> _Dataset items_:
_____

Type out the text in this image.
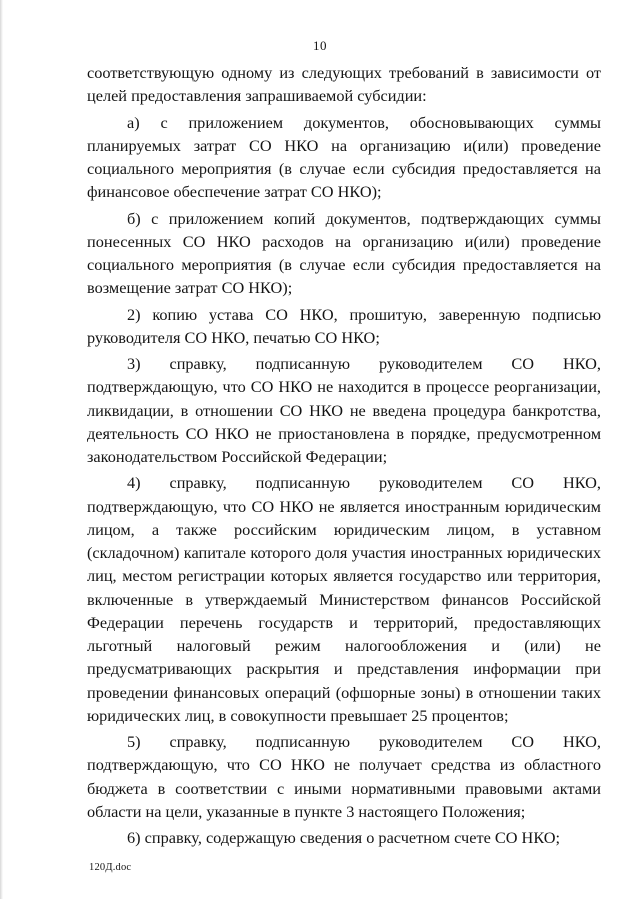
10

соответствующую одному из следующих требований в зависимости от целей предоставления запрашиваемой субсидии:

а) с приложением документов, обосновывающих суммы планируемых затрат СО НКО на организацию и(или) проведение социального мероприятия (в случае если субсидия предоставляется на финансовое обеспечение затрат СО НКО);

б) с приложением копий документов, подтверждающих суммы понесенных СО НКО расходов на организацию и(или) проведение социального мероприятия (в случае если субсидия предоставляется на возмещение затрат СО НКО);

2) копию устава СО НКО, прошитую, заверенную подписью руководителя СО НКО, печатью СО НКО;

3) справку, подписанную руководителем СО НКО, подтверждающую, что СО НКО не находится в процессе реорганизации, ликвидации, в отношении СО НКО не введена процедура банкротства, деятельность СО НКО не приостановлена в порядке, предусмотренном законодательством Российской Федерации;

4) справку, подписанную руководителем СО НКО, подтверждающую, что СО НКО не является иностранным юридическим лицом, а также российским юридическим лицом, в уставном (складочном) капитале которого доля участия иностранных юридических лиц, местом регистрации которых является государство или территория, включенные в утверждаемый Министерством финансов Российской Федерации перечень государств и территорий, предоставляющих льготный налоговый режим налогообложения и (или) не предусматривающих раскрытия и представления информации при проведении финансовых операций (офшорные зоны) в отношении таких юридических лиц, в совокупности превышает 25 процентов;

5) справку, подписанную руководителем СО НКО, подтверждающую, что СО НКО не получает средства из областного бюджета в соответствии с иными нормативными правовыми актами области на цели, указанные в пункте 3 настоящего Положения;

6) справку, содержащую сведения о расчетном счете СО НКО;

120Д.doc
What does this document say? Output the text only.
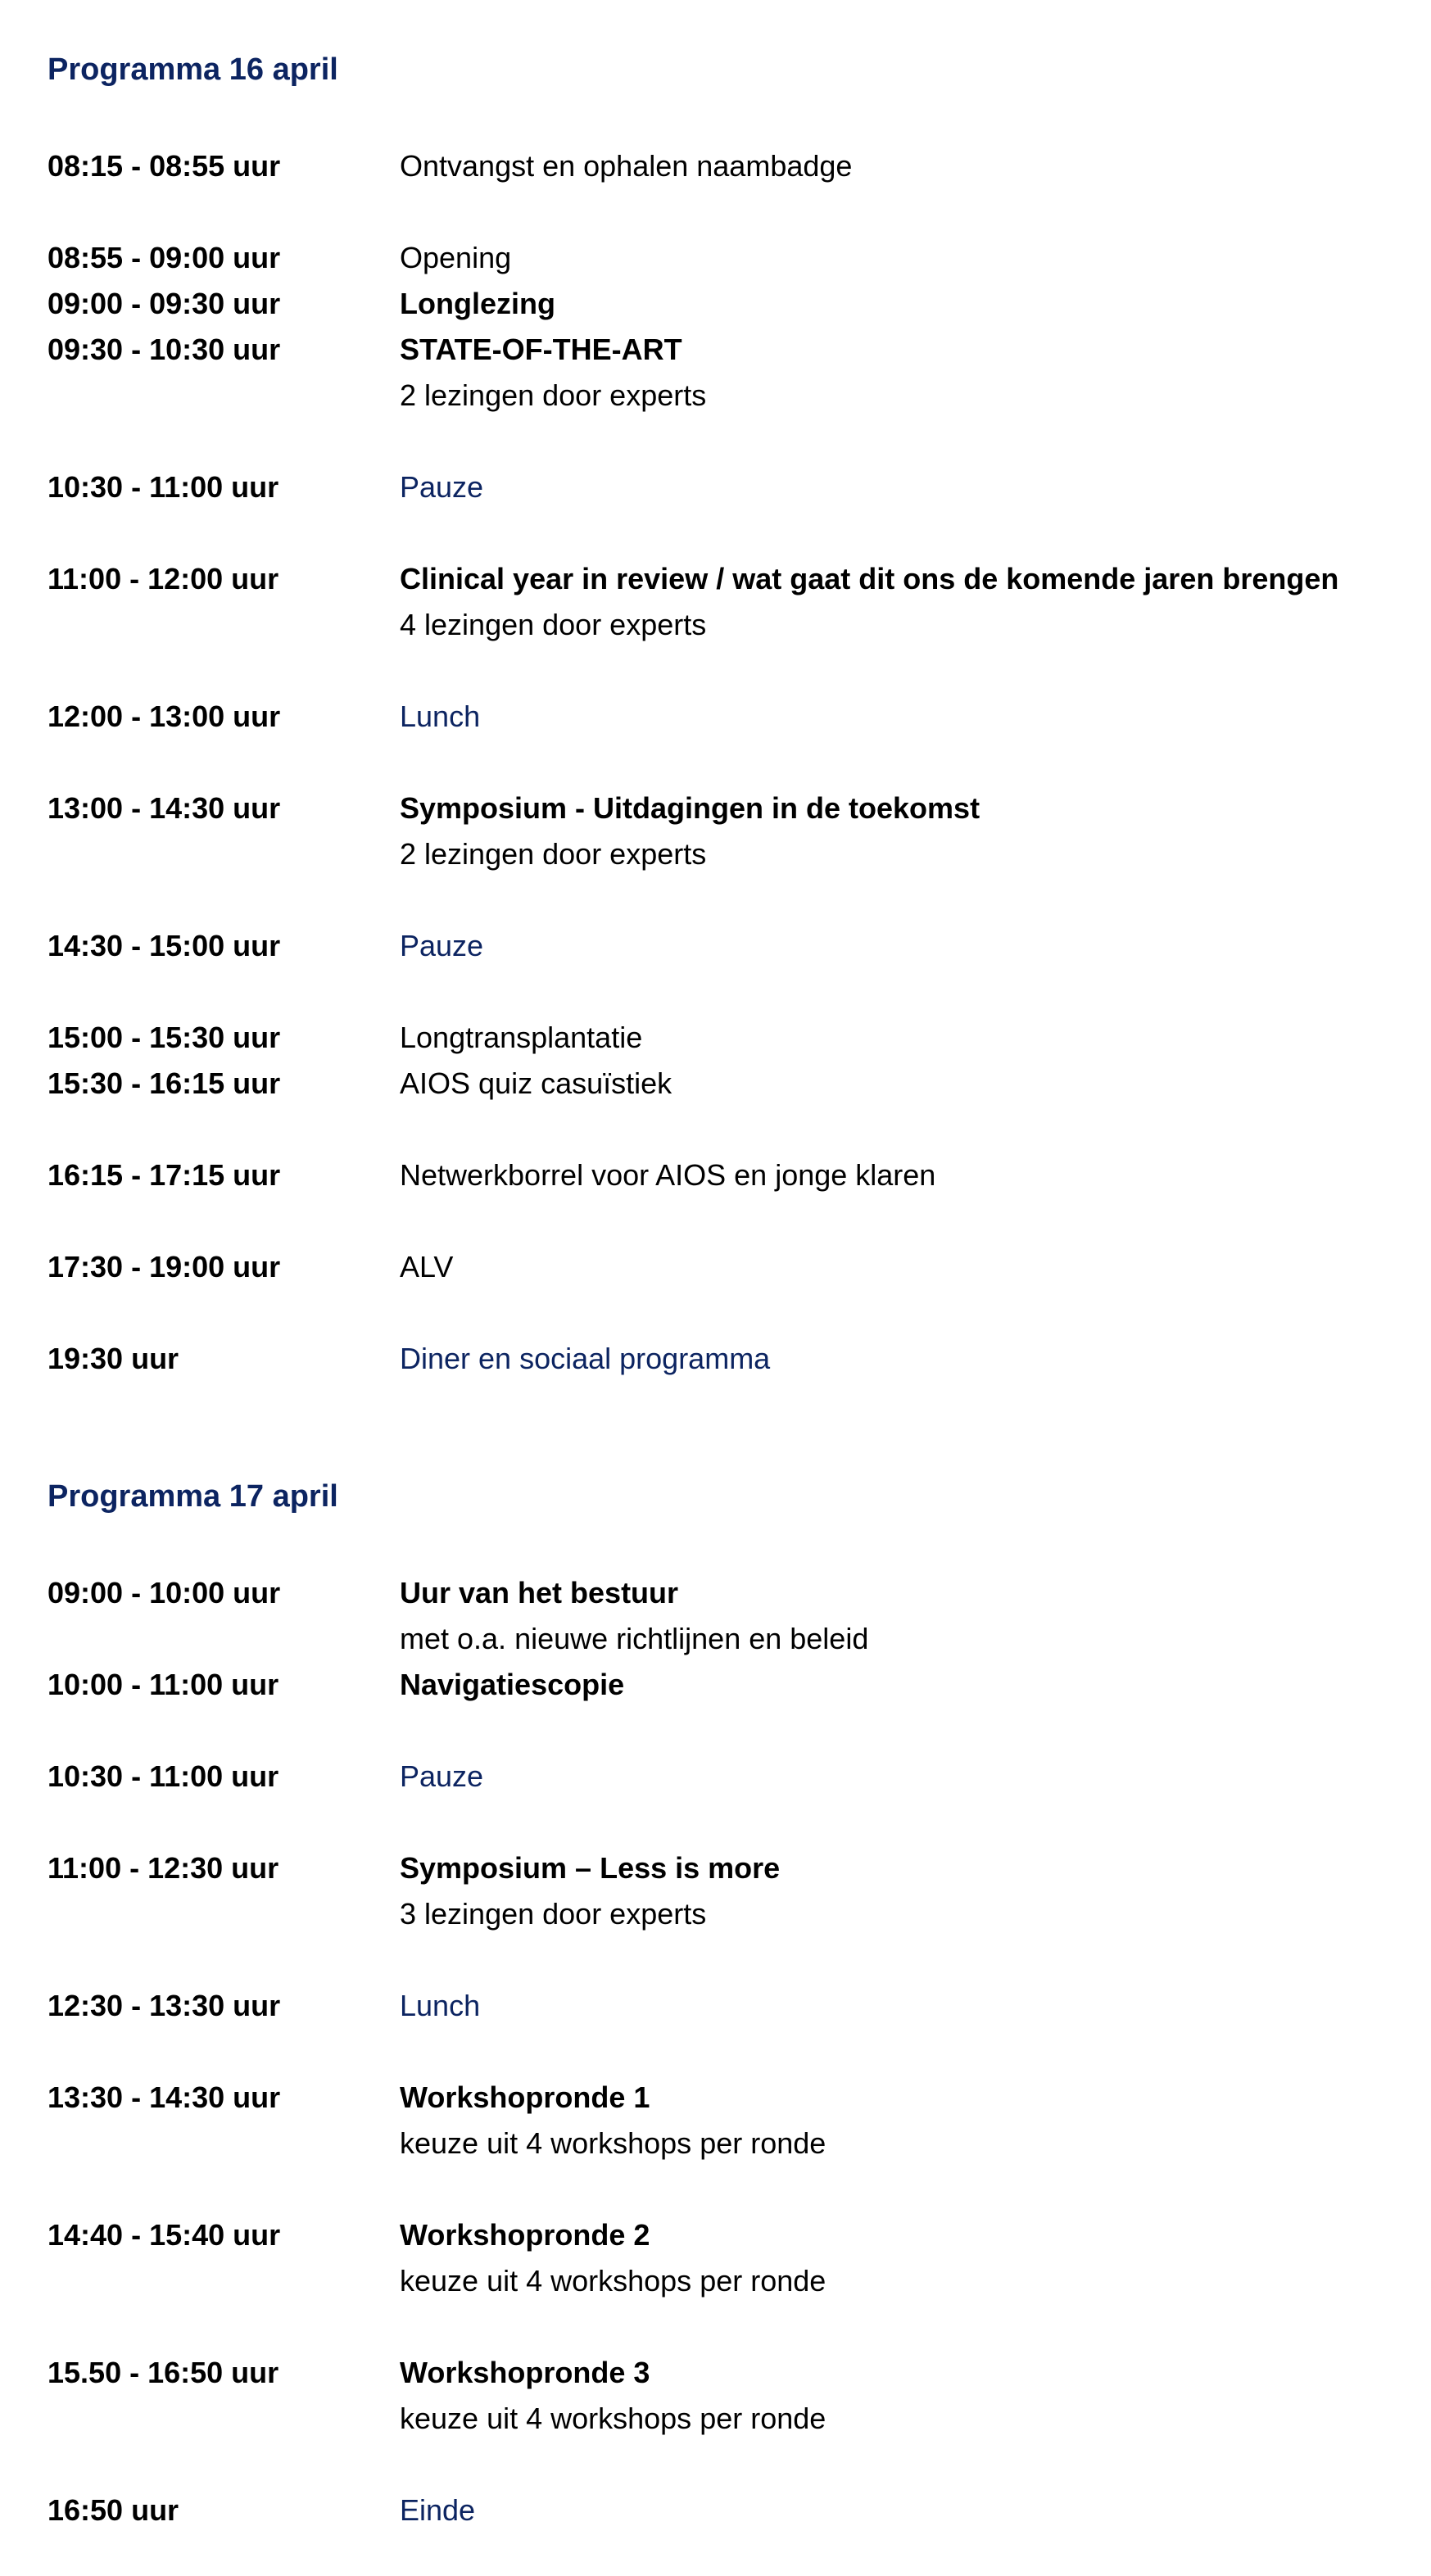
Programma 16 april
08:15 - 08:55 uur	Ontvangst en ophalen naambadge
08:55 - 09:00 uur	Opening
09:00 - 09:30 uur	Longlezing
09:30 - 10:30 uur	STATE-OF-THE-ART
2 lezingen door experts
10:30 - 11:00 uur	Pauze
11:00 - 12:00 uur	Clinical year in review / wat gaat dit ons de komende jaren brengen
4 lezingen door experts
12:00 - 13:00 uur	Lunch
13:00 - 14:30 uur	Symposium - Uitdagingen in de toekomst
2 lezingen door experts
14:30 - 15:00 uur	Pauze
15:00 - 15:30 uur	Longtransplantatie
15:30 - 16:15 uur	AIOS quiz casuïstiek
16:15 - 17:15 uur	Netwerkborrel voor AIOS en jonge klaren
17:30 - 19:00 uur	ALV
19:30 uur	Diner en sociaal programma
Programma 17 april
09:00 - 10:00 uur	Uur van het bestuur
met o.a. nieuwe richtlijnen en beleid
10:00 - 11:00 uur	Navigatiescopie
10:30 - 11:00 uur	Pauze
11:00 - 12:30 uur	Symposium – Less is more
3 lezingen door experts
12:30 - 13:30 uur	Lunch
13:30 - 14:30 uur	Workshopronde 1
keuze uit 4 workshops per ronde
14:40 - 15:40 uur	Workshopronde 2
keuze uit 4 workshops per ronde
15.50 - 16:50 uur	Workshopronde 3
keuze uit 4 workshops per ronde
16:50 uur	Einde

_____

Among the records above, how many lines carry the string "справку"? Reply with the number alone.

> _EXERCISE SOLUTION_:
4